* **Dataset records**
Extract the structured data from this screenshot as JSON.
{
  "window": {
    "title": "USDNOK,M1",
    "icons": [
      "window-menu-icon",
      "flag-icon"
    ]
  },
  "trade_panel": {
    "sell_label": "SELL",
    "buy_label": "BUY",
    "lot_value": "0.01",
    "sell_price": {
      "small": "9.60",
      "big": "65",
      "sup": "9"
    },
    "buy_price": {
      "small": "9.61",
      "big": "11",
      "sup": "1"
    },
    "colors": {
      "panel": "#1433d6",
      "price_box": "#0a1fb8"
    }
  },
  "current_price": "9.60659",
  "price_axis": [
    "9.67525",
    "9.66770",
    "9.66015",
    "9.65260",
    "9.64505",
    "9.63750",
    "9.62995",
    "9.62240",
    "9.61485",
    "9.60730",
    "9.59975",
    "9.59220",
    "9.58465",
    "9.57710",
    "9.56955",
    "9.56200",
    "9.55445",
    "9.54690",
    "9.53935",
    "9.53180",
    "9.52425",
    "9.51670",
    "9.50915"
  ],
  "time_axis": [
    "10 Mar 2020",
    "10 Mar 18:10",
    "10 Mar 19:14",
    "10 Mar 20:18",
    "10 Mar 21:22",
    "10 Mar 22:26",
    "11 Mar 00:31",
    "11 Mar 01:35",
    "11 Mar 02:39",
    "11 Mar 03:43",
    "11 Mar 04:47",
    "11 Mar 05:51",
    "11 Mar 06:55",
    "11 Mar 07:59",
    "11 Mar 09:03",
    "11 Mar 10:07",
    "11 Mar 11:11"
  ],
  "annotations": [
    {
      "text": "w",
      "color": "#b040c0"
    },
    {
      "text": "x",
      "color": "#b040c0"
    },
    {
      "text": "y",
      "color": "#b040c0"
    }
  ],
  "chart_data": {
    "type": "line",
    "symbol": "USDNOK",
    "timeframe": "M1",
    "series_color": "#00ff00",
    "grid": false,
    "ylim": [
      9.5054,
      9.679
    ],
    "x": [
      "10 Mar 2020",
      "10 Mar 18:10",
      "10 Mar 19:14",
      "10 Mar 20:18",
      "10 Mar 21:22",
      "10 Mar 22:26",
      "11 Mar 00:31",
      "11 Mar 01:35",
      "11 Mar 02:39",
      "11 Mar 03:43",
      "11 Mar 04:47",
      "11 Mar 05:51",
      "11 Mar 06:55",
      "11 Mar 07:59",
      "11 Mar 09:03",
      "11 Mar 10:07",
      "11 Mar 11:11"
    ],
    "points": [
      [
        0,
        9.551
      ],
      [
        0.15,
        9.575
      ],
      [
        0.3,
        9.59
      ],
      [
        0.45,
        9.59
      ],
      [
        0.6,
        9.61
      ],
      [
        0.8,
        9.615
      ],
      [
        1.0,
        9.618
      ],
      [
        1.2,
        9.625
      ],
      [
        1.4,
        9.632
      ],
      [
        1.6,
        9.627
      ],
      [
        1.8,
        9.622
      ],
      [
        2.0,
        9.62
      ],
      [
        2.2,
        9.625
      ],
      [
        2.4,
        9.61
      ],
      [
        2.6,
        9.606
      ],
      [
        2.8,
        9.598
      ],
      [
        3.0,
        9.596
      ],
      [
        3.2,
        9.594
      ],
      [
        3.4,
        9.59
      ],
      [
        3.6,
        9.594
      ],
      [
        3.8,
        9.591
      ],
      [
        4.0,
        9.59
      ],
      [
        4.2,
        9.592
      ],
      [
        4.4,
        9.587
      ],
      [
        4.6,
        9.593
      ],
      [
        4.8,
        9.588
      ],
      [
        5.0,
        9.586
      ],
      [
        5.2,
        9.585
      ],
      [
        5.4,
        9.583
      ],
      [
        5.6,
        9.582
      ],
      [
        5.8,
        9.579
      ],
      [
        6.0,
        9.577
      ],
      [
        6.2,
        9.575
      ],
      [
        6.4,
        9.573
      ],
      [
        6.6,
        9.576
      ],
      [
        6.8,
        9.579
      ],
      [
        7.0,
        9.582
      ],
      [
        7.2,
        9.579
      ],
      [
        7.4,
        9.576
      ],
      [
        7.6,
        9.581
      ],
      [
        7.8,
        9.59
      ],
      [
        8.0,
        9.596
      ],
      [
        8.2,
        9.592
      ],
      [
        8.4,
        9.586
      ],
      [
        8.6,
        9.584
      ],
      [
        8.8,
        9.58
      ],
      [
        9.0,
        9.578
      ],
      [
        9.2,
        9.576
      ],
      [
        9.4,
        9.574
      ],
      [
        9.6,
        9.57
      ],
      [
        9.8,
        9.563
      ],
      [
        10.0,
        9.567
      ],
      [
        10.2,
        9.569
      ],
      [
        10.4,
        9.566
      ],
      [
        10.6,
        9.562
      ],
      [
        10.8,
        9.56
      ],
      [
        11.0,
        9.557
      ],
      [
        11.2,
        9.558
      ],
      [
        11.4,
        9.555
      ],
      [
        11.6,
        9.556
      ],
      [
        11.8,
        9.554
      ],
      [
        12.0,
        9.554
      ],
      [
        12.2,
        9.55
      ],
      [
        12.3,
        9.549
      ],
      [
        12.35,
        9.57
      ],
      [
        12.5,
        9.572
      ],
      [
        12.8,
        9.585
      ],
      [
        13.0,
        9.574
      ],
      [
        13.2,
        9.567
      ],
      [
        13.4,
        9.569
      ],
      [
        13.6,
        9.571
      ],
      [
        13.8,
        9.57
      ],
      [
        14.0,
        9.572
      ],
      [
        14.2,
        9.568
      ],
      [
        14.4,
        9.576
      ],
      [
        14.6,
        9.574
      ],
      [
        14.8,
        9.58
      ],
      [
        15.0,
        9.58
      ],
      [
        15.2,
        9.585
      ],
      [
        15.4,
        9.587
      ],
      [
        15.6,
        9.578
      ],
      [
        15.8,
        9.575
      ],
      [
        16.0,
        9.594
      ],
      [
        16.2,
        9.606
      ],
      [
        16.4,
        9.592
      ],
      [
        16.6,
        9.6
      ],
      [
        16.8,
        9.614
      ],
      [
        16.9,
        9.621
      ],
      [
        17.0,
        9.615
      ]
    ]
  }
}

* **Work instructions**
Copy the records above exactly as they appear.

* **Exercise answer**
Extract the structured data from this screenshot as JSON.
{
  "window": {
    "title": "USDNOK,M1",
    "icons": [
      "window-menu-icon",
      "flag-icon"
    ]
  },
  "trade_panel": {
    "sell_label": "SELL",
    "buy_label": "BUY",
    "lot_value": "0.01",
    "sell_price": {
      "small": "9.60",
      "big": "65",
      "sup": "9"
    },
    "buy_price": {
      "small": "9.61",
      "big": "11",
      "sup": "1"
    },
    "colors": {
      "panel": "#1433d6",
      "price_box": "#0a1fb8"
    }
  },
  "current_price": "9.60659",
  "price_axis": [
    "9.67525",
    "9.66770",
    "9.66015",
    "9.65260",
    "9.64505",
    "9.63750",
    "9.62995",
    "9.62240",
    "9.61485",
    "9.60730",
    "9.59975",
    "9.59220",
    "9.58465",
    "9.57710",
    "9.56955",
    "9.56200",
    "9.55445",
    "9.54690",
    "9.53935",
    "9.53180",
    "9.52425",
    "9.51670",
    "9.50915"
  ],
  "time_axis": [
    "10 Mar 2020",
    "10 Mar 18:10",
    "10 Mar 19:14",
    "10 Mar 20:18",
    "10 Mar 21:22",
    "10 Mar 22:26",
    "11 Mar 00:31",
    "11 Mar 01:35",
    "11 Mar 02:39",
    "11 Mar 03:43",
    "11 Mar 04:47",
    "11 Mar 05:51",
    "11 Mar 06:55",
    "11 Mar 07:59",
    "11 Mar 09:03",
    "11 Mar 10:07",
    "11 Mar 11:11"
  ],
  "annotations": [
    {
      "text": "w",
      "color": "#b040c0"
    },
    {
      "text": "x",
      "color": "#b040c0"
    },
    {
      "text": "y",
      "color": "#b040c0"
    }
  ],
  "chart_data": {
    "type": "line",
    "symbol": "USDNOK",
    "timeframe": "M1",
    "series_color": "#00ff00",
    "grid": false,
    "ylim": [
      9.5054,
      9.679
    ],
    "x": [
      "10 Mar 2020",
      "10 Mar 18:10",
      "10 Mar 19:14",
      "10 Mar 20:18",
      "10 Mar 21:22",
      "10 Mar 22:26",
      "11 Mar 00:31",
      "11 Mar 01:35",
      "11 Mar 02:39",
      "11 Mar 03:43",
      "11 Mar 04:47",
      "11 Mar 05:51",
      "11 Mar 06:55",
      "11 Mar 07:59",
      "11 Mar 09:03",
      "11 Mar 10:07",
      "11 Mar 11:11"
    ],
    "points": [
      [
        0,
        9.551
      ],
      [
        0.15,
        9.575
      ],
      [
        0.3,
        9.59
      ],
      [
        0.45,
        9.59
      ],
      [
        0.6,
        9.61
      ],
      [
        0.8,
        9.615
      ],
      [
        1.0,
        9.618
      ],
      [
        1.2,
        9.625
      ],
      [
        1.4,
        9.632
      ],
      [
        1.6,
        9.627
      ],
      [
        1.8,
        9.622
      ],
      [
        2.0,
        9.62
      ],
      [
        2.2,
        9.625
      ],
      [
        2.4,
        9.61
      ],
      [
        2.6,
        9.606
      ],
      [
        2.8,
        9.598
      ],
      [
        3.0,
        9.596
      ],
      [
        3.2,
        9.594
      ],
      [
        3.4,
        9.59
      ],
      [
        3.6,
        9.594
      ],
      [
        3.8,
        9.591
      ],
      [
        4.0,
        9.59
      ],
      [
        4.2,
        9.592
      ],
      [
        4.4,
        9.587
      ],
      [
        4.6,
        9.593
      ],
      [
        4.8,
        9.588
      ],
      [
        5.0,
        9.586
      ],
      [
        5.2,
        9.585
      ],
      [
        5.4,
        9.583
      ],
      [
        5.6,
        9.582
      ],
      [
        5.8,
        9.579
      ],
      [
        6.0,
        9.577
      ],
      [
        6.2,
        9.575
      ],
      [
        6.4,
        9.573
      ],
      [
        6.6,
        9.576
      ],
      [
        6.8,
        9.579
      ],
      [
        7.0,
        9.582
      ],
      [
        7.2,
        9.579
      ],
      [
        7.4,
        9.576
      ],
      [
        7.6,
        9.581
      ],
      [
        7.8,
        9.59
      ],
      [
        8.0,
        9.596
      ],
      [
        8.2,
        9.592
      ],
      [
        8.4,
        9.586
      ],
      [
        8.6,
        9.584
      ],
      [
        8.8,
        9.58
      ],
      [
        9.0,
        9.578
      ],
      [
        9.2,
        9.576
      ],
      [
        9.4,
        9.574
      ],
      [
        9.6,
        9.57
      ],
      [
        9.8,
        9.563
      ],
      [
        10.0,
        9.567
      ],
      [
        10.2,
        9.569
      ],
      [
        10.4,
        9.566
      ],
      [
        10.6,
        9.562
      ],
      [
        10.8,
        9.56
      ],
      [
        11.0,
        9.557
      ],
      [
        11.2,
        9.558
      ],
      [
        11.4,
        9.555
      ],
      [
        11.6,
        9.556
      ],
      [
        11.8,
        9.554
      ],
      [
        12.0,
        9.554
      ],
      [
        12.2,
        9.55
      ],
      [
        12.3,
        9.549
      ],
      [
        12.35,
        9.57
      ],
      [
        12.5,
        9.572
      ],
      [
        12.8,
        9.585
      ],
      [
        13.0,
        9.574
      ],
      [
        13.2,
        9.567
      ],
      [
        13.4,
        9.569
      ],
      [
        13.6,
        9.571
      ],
      [
        13.8,
        9.57
      ],
      [
        14.0,
        9.572
      ],
      [
        14.2,
        9.568
      ],
      [
        14.4,
        9.576
      ],
      [
        14.6,
        9.574
      ],
      [
        14.8,
        9.58
      ],
      [
        15.0,
        9.58
      ],
      [
        15.2,
        9.585
      ],
      [
        15.4,
        9.587
      ],
      [
        15.6,
        9.578
      ],
      [
        15.8,
        9.575
      ],
      [
        16.0,
        9.594
      ],
      [
        16.2,
        9.606
      ],
      [
        16.4,
        9.592
      ],
      [
        16.6,
        9.6
      ],
      [
        16.8,
        9.614
      ],
      [
        16.9,
        9.621
      ],
      [
        17.0,
        9.615
      ]
    ]
  }
}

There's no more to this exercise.